## What the exercise asks
Check each line of the data for "this" and select those that have it.

## Data for processing
──────────────────────────────
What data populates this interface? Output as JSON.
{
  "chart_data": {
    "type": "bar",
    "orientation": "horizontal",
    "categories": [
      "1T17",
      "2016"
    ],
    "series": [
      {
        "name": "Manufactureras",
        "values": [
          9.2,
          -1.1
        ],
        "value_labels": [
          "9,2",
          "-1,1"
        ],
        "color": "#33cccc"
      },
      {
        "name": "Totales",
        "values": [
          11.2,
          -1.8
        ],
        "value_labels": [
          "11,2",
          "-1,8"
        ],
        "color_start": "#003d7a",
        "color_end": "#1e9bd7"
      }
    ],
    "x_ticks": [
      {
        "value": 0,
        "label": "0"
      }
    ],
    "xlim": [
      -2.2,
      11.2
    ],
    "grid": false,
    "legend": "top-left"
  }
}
──────────────────────────────
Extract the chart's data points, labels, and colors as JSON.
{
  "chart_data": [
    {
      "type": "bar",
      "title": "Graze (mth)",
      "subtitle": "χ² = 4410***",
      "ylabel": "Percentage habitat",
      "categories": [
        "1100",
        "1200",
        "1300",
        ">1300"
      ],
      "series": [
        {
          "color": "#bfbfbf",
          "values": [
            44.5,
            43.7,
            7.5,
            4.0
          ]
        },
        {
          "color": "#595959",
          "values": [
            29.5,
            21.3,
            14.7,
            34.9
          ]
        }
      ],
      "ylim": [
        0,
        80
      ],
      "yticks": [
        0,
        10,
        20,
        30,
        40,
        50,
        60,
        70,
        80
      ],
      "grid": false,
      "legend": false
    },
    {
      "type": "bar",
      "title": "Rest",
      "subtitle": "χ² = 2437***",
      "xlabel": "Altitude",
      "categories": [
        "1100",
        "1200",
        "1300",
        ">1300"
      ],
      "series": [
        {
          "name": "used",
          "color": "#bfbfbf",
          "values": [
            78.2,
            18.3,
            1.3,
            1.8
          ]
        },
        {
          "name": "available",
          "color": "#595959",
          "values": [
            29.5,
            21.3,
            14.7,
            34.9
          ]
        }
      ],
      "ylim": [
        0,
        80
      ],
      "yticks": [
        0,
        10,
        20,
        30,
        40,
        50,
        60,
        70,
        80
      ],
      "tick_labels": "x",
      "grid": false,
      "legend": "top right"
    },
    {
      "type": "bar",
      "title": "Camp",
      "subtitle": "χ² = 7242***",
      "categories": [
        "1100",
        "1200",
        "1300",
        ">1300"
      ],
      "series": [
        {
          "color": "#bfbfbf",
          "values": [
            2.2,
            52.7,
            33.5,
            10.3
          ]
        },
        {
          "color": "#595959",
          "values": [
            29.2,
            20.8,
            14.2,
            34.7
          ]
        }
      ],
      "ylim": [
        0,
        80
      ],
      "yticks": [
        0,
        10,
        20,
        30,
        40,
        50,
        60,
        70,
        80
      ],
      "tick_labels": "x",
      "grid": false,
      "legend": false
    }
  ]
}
──────────────────────────────
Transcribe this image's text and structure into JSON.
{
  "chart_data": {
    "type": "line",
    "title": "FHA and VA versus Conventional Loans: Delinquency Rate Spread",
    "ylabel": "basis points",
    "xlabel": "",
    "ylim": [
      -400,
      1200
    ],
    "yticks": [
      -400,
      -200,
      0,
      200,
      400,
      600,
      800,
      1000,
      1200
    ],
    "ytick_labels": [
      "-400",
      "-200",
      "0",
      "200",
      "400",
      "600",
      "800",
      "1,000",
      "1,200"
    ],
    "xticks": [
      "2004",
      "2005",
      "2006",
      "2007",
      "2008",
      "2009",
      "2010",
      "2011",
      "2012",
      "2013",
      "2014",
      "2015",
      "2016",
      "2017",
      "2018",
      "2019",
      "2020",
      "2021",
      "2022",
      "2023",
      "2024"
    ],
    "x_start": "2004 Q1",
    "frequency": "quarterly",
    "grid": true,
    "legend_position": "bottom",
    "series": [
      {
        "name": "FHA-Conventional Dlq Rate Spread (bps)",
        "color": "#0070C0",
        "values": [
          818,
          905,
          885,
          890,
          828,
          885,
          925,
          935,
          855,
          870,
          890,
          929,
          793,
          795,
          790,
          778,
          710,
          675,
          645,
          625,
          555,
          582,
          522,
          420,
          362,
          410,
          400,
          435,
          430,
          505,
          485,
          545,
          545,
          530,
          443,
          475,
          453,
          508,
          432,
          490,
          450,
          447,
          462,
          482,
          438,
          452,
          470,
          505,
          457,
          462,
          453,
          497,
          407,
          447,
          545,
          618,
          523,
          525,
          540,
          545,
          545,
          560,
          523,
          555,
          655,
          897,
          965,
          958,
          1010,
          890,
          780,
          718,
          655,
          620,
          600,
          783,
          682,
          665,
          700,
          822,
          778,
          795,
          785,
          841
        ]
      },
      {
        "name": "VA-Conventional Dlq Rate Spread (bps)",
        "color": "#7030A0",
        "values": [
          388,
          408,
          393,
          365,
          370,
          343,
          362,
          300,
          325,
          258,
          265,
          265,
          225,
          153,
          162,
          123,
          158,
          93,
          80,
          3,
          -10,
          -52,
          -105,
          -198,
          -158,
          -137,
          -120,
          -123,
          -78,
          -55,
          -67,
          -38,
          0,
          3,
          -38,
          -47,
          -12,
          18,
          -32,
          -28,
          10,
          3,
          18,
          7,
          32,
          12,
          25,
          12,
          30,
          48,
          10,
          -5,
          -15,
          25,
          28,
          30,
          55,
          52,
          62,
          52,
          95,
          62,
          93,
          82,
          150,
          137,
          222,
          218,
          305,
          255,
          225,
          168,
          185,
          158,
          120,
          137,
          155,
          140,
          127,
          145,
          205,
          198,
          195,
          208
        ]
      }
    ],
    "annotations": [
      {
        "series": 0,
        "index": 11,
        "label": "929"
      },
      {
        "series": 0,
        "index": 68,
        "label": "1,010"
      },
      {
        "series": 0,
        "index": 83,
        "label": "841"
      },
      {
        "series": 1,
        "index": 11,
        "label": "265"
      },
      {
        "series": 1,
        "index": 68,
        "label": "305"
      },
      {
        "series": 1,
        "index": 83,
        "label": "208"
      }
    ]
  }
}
──────────────────────────────
## Finished task
What data populates this interface? Output as JSON.
Transcribe this image's text and structure into JSON.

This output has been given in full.